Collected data

────────────────

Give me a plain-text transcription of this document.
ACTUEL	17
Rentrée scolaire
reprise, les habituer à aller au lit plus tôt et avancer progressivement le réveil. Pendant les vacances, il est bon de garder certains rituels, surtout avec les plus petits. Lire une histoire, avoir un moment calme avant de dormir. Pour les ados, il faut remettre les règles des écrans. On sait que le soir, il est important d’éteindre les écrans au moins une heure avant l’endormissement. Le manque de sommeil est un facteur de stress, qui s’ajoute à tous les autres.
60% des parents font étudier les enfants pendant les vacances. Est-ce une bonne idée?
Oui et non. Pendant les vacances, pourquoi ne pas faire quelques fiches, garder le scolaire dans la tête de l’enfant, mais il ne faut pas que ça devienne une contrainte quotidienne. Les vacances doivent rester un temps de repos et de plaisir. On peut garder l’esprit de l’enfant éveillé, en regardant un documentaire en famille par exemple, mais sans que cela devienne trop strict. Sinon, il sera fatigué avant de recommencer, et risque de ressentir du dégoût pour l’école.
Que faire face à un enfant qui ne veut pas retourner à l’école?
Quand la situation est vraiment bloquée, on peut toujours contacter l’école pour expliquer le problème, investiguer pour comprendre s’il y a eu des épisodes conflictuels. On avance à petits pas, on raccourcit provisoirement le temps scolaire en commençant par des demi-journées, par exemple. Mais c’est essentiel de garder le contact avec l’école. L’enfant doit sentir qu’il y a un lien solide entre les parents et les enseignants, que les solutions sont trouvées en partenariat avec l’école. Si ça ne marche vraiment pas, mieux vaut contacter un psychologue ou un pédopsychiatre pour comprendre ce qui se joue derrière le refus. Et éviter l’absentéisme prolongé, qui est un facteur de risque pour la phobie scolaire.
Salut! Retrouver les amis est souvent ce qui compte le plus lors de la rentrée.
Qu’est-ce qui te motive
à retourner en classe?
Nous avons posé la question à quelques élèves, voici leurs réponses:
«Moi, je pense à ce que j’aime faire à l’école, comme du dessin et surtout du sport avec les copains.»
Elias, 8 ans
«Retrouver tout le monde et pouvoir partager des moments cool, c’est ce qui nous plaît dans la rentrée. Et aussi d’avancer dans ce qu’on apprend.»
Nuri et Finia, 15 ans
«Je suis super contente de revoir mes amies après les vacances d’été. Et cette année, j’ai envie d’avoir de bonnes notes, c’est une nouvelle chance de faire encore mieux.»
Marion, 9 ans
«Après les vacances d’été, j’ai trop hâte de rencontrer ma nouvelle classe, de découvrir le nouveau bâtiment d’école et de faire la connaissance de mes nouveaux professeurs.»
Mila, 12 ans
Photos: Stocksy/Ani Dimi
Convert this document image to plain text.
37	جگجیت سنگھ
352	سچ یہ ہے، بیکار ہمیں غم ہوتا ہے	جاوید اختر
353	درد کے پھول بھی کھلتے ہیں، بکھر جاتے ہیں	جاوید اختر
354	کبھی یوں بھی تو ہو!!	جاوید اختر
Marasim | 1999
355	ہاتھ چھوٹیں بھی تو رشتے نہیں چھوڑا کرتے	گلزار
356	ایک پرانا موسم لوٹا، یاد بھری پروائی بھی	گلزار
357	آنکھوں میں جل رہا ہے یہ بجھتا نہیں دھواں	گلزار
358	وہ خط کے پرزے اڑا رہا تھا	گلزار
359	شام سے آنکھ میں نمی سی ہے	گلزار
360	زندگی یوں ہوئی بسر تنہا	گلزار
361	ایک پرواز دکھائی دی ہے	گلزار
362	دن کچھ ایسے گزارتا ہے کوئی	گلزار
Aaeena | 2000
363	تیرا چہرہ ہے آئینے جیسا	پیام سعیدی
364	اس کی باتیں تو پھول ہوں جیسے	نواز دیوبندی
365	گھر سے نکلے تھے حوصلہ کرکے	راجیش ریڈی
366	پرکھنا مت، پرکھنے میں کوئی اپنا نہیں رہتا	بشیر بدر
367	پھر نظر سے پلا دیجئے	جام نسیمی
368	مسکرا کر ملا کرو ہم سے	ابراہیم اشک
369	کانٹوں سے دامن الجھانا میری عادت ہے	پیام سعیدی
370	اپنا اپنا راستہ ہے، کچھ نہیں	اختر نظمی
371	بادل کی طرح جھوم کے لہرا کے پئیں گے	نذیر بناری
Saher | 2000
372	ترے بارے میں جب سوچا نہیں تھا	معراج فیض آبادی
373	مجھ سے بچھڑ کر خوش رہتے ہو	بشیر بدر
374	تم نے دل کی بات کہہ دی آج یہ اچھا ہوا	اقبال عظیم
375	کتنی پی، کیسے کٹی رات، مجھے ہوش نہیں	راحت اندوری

────────────────

> _EXERCISE AIM_
Identify which lines contain the word "plus" and copy each one.

> _TASK RESPONSE_
reprise, les habituer à aller au lit plus tôt et avancer progressivement le réveil. Pendant les vacances, il est bon de garder certains rituels, surtout avec les plus petits. Lire une histoire, avoir un moment calme avant de dormir. Pour les ados, il faut remettre les règles des écrans. On sait que le soir, il est important d’éteindre les écrans au moins une heure avant l’endormissement. Le manque de sommeil est un facteur de stress, qui s’ajoute à tous les autres.
Salut! Retrouver les amis est souvent ce qui compte le plus lors de la rentrée.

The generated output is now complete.